Dataset records section start
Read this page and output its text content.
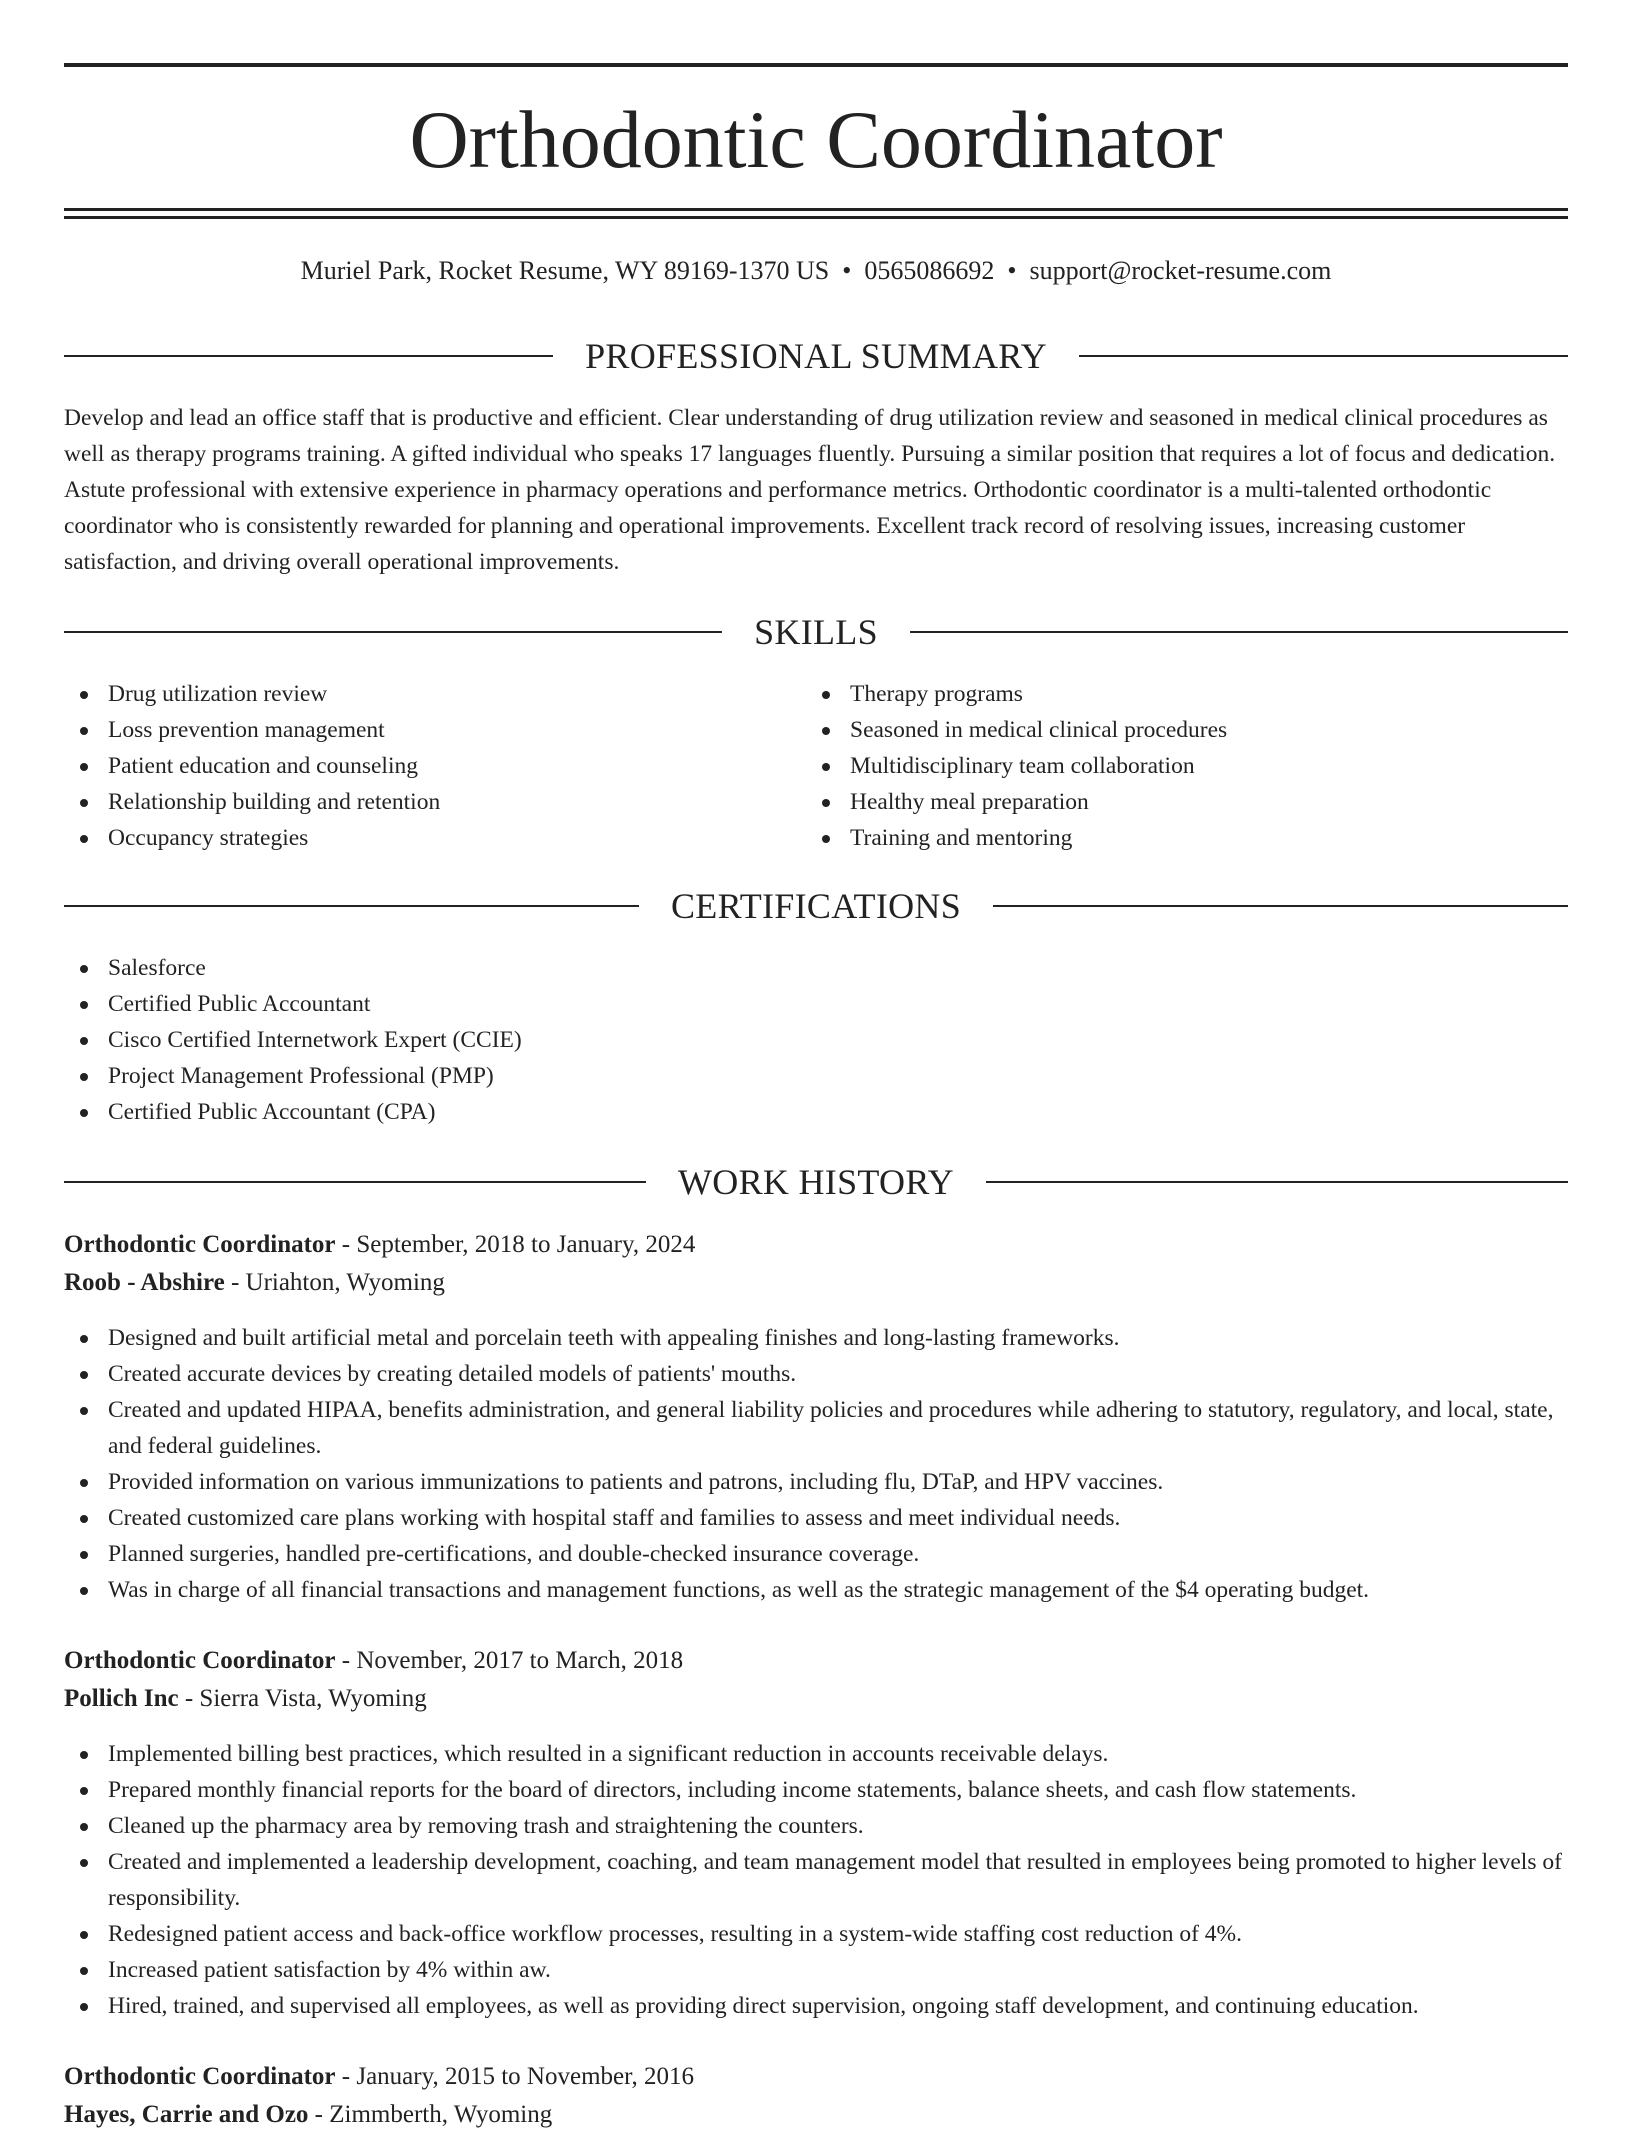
Orthodontic Coordinator
Muriel Park, Rocket Resume, WY 89169-1370 US • 0565086692 • support@rocket-resume.com
PROFESSIONAL SUMMARY

Develop and lead an office staff that is productive and efficient. Clear understanding of drug utilization review and seasoned in medical clinical procedures as well as therapy programs training. A gifted individual who speaks 17 languages fluently. Pursuing a similar position that requires a lot of focus and dedication. Astute professional with extensive experience in pharmacy operations and performance metrics. Orthodontic coordinator is a multi-talented orthodontic coordinator who is consistently rewarded for planning and operational improvements. Excellent track record of resolving issues, increasing customer satisfaction, and driving overall operational improvements.

SKILLS
Drug utilization review
Loss prevention management
Patient education and counseling
Relationship building and retention
Occupancy strategies
Therapy programs
Seasoned in medical clinical procedures
Multidisciplinary team collaboration
Healthy meal preparation
Training and mentoring
CERTIFICATIONS
Salesforce
Certified Public Accountant
Cisco Certified Internetwork Expert (CCIE)
Project Management Professional (PMP)
Certified Public Accountant (CPA)
WORK HISTORY
Orthodontic Coordinator - September, 2018 to January, 2024
Roob - Abshire - Uriahton, Wyoming
Designed and built artificial metal and porcelain teeth with appealing finishes and long-lasting frameworks.
Created accurate devices by creating detailed models of patients' mouths.
Created and updated HIPAA, benefits administration, and general liability policies and procedures while adhering to statutory, regulatory, and local, state, and federal guidelines.
Provided information on various immunizations to patients and patrons, including flu, DTaP, and HPV vaccines.
Created customized care plans working with hospital staff and families to assess and meet individual needs.
Planned surgeries, handled pre-certifications, and double-checked insurance coverage.
Was in charge of all financial transactions and management functions, as well as the strategic management of the $4 operating budget.
Orthodontic Coordinator - November, 2017 to March, 2018
Pollich Inc - Sierra Vista, Wyoming
Implemented billing best practices, which resulted in a significant reduction in accounts receivable delays.
Prepared monthly financial reports for the board of directors, including income statements, balance sheets, and cash flow statements.
Cleaned up the pharmacy area by removing trash and straightening the counters.
Created and implemented a leadership development, coaching, and team management model that resulted in employees being promoted to higher levels of responsibility.
Redesigned patient access and back-office workflow processes, resulting in a system-wide staffing cost reduction of 4%.
Increased patient satisfaction by 4% within aw.
Hired, trained, and supervised all employees, as well as providing direct supervision, ongoing staff development, and continuing education.
Orthodontic Coordinator - January, 2015 to November, 2016
Hayes, Carrie and Ozo - Zimmberth, Wyoming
Dataset records section end
◆ Activity ◆
The entries above are to be printed again word for word, with every picture removed.

◆ Reply to the task ◆
Read this page and output its text content.
Orthodontic Coordinator
Muriel Park, Rocket Resume, WY 89169-1370 US • 0565086692 • support@rocket-resume.com
PROFESSIONAL SUMMARY

Develop and lead an office staff that is productive and efficient. Clear understanding of drug utilization review and seasoned in medical clinical procedures as well as therapy programs training. A gifted individual who speaks 17 languages fluently. Pursuing a similar position that requires a lot of focus and dedication. Astute professional with extensive experience in pharmacy operations and performance metrics. Orthodontic coordinator is a multi-talented orthodontic coordinator who is consistently rewarded for planning and operational improvements. Excellent track record of resolving issues, increasing customer satisfaction, and driving overall operational improvements.

SKILLS
Drug utilization review
Loss prevention management
Patient education and counseling
Relationship building and retention
Occupancy strategies
Therapy programs
Seasoned in medical clinical procedures
Multidisciplinary team collaboration
Healthy meal preparation
Training and mentoring
CERTIFICATIONS
Salesforce
Certified Public Accountant
Cisco Certified Internetwork Expert (CCIE)
Project Management Professional (PMP)
Certified Public Accountant (CPA)
WORK HISTORY
Orthodontic Coordinator - September, 2018 to January, 2024
Roob - Abshire - Uriahton, Wyoming
Designed and built artificial metal and porcelain teeth with appealing finishes and long-lasting frameworks.
Created accurate devices by creating detailed models of patients' mouths.
Created and updated HIPAA, benefits administration, and general liability policies and procedures while adhering to statutory, regulatory, and local, state, and federal guidelines.
Provided information on various immunizations to patients and patrons, including flu, DTaP, and HPV vaccines.
Created customized care plans working with hospital staff and families to assess and meet individual needs.
Planned surgeries, handled pre-certifications, and double-checked insurance coverage.
Was in charge of all financial transactions and management functions, as well as the strategic management of the $4 operating budget.
Orthodontic Coordinator - November, 2017 to March, 2018
Pollich Inc - Sierra Vista, Wyoming
Implemented billing best practices, which resulted in a significant reduction in accounts receivable delays.
Prepared monthly financial reports for the board of directors, including income statements, balance sheets, and cash flow statements.
Cleaned up the pharmacy area by removing trash and straightening the counters.
Created and implemented a leadership development, coaching, and team management model that resulted in employees being promoted to higher levels of responsibility.
Redesigned patient access and back-office workflow processes, resulting in a system-wide staffing cost reduction of 4%.
Increased patient satisfaction by 4% within aw.
Hired, trained, and supervised all employees, as well as providing direct supervision, ongoing staff development, and continuing education.
Orthodontic Coordinator - January, 2015 to November, 2016
Hayes, Carrie and Ozo - Zimmberth, Wyoming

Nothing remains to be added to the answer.